### [TASK PROMPT]
Your answer should be a single number: how many lines in the data below hold the string "числе".

BEGIN RECORD SET

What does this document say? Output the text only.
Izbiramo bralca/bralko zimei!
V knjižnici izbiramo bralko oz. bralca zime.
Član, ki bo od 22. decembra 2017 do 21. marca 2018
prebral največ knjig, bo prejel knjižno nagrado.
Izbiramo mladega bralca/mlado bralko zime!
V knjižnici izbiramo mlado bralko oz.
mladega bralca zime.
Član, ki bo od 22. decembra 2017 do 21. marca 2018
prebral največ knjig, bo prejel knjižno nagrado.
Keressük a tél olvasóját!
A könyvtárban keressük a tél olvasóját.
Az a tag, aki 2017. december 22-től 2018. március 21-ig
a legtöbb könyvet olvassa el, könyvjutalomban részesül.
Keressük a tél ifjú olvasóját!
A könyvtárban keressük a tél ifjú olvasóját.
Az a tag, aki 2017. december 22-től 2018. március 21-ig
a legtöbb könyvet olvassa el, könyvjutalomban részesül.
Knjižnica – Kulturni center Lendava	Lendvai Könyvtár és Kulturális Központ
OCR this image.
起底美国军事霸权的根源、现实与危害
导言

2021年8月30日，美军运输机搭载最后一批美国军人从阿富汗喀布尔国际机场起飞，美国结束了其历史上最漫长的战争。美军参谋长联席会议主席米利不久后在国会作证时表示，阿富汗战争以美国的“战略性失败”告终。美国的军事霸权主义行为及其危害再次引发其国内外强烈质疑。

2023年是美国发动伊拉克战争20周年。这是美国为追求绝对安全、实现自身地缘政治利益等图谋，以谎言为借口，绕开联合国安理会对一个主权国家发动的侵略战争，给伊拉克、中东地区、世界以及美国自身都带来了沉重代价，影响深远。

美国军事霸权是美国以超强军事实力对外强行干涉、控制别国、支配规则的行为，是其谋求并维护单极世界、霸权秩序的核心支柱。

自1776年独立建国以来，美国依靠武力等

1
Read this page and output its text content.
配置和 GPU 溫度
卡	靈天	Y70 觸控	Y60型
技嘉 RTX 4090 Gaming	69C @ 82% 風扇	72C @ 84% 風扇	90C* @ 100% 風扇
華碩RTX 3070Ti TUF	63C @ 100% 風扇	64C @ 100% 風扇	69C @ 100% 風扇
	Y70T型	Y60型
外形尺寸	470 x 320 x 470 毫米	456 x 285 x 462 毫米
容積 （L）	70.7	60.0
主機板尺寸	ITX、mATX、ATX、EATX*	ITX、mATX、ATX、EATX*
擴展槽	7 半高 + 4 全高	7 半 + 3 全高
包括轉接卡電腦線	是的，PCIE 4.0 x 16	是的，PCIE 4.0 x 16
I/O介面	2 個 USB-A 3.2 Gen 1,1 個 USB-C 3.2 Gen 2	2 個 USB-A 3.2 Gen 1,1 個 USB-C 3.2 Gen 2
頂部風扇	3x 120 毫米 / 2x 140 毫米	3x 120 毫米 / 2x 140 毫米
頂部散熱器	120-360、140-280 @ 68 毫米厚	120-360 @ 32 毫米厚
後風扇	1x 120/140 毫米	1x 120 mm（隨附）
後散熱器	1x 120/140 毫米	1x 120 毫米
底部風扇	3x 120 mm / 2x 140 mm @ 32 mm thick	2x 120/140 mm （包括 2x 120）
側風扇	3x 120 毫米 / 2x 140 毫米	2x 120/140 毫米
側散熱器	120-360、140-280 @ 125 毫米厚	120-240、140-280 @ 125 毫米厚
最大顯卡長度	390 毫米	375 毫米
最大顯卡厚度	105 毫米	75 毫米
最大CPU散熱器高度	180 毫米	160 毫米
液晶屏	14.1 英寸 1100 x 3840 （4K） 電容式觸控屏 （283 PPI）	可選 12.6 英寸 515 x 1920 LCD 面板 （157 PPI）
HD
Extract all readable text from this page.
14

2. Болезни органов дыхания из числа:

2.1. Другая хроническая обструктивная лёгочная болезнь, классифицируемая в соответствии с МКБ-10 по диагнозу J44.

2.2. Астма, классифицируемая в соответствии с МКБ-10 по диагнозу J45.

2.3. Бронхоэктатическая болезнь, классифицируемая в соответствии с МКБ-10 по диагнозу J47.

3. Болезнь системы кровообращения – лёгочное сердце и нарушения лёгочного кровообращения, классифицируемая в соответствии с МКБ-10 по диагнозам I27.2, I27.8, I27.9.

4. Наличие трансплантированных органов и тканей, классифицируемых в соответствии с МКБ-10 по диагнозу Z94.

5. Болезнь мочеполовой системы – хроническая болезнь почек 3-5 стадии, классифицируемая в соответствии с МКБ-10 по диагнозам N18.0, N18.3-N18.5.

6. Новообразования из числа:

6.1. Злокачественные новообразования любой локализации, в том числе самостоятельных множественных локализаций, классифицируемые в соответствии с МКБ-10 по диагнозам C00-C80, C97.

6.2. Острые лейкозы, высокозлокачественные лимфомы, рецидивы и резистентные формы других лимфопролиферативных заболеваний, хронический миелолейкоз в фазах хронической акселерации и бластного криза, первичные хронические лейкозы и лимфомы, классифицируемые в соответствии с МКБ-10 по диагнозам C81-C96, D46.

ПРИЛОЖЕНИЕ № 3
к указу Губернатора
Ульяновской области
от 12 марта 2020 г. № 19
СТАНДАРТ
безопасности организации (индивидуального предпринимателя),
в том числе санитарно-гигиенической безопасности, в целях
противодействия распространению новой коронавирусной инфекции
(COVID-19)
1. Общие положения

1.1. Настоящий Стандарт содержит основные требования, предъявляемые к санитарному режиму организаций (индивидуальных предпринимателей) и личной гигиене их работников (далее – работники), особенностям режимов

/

END RECORD SET

### [EXERCISE RESPONSE]
2